# TO BE DONE:
Repeat the full listing, word for word.

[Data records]
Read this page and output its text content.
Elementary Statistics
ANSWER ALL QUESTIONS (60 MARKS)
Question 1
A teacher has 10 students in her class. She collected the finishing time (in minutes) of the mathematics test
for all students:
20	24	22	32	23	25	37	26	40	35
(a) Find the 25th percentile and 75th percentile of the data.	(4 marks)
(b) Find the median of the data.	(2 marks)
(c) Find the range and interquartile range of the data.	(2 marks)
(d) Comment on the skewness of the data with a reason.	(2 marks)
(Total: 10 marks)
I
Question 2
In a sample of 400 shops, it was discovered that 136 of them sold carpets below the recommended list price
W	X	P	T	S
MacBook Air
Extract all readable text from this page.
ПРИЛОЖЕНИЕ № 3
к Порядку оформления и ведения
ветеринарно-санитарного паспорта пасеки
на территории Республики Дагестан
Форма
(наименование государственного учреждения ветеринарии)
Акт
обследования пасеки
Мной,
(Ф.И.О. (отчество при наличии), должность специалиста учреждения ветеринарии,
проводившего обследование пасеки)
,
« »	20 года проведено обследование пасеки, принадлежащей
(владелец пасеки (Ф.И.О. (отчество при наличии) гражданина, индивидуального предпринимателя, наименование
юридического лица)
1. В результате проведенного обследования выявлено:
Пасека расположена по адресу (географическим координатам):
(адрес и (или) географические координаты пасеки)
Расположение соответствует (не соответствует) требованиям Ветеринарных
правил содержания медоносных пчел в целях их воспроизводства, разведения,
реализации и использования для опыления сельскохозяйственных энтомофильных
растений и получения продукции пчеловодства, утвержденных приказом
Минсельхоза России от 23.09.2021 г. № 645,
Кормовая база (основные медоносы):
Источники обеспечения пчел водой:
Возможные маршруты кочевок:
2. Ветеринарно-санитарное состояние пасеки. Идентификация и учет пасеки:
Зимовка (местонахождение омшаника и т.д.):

# OUTPUT OF THE EXERCISE:
Read this page and output its text content.
Elementary Statistics
ANSWER ALL QUESTIONS (60 MARKS)
Question 1
A teacher has 10 students in her class. She collected the finishing time (in minutes) of the mathematics test
for all students:
20	24	22	32	23	25	37	26	40	35
(a) Find the 25th percentile and 75th percentile of the data.	(4 marks)
(b) Find the median of the data.	(2 marks)
(c) Find the range and interquartile range of the data.	(2 marks)
(d) Comment on the skewness of the data with a reason.	(2 marks)
(Total: 10 marks)
I
Question 2
In a sample of 400 shops, it was discovered that 136 of them sold carpets below the recommended list price
W	X	P	T	S
MacBook Air
Extract all readable text from this page.
ПРИЛОЖЕНИЕ № 3
к Порядку оформления и ведения
ветеринарно-санитарного паспорта пасеки
на территории Республики Дагестан
Форма
(наименование государственного учреждения ветеринарии)
Акт
обследования пасеки
Мной,
(Ф.И.О. (отчество при наличии), должность специалиста учреждения ветеринарии,
проводившего обследование пасеки)
,
« »	20 года проведено обследование пасеки, принадлежащей
(владелец пасеки (Ф.И.О. (отчество при наличии) гражданина, индивидуального предпринимателя, наименование
юридического лица)
1. В результате проведенного обследования выявлено:
Пасека расположена по адресу (географическим координатам):
(адрес и (или) географические координаты пасеки)
Расположение соответствует (не соответствует) требованиям Ветеринарных
правил содержания медоносных пчел в целях их воспроизводства, разведения,
реализации и использования для опыления сельскохозяйственных энтомофильных
растений и получения продукции пчеловодства, утвержденных приказом
Минсельхоза России от 23.09.2021 г. № 645,
Кормовая база (основные медоносы):
Источники обеспечения пчел водой:
Возможные маршруты кочевок:
2. Ветеринарно-санитарное состояние пасеки. Идентификация и учет пасеки:
Зимовка (местонахождение омшаника и т.д.):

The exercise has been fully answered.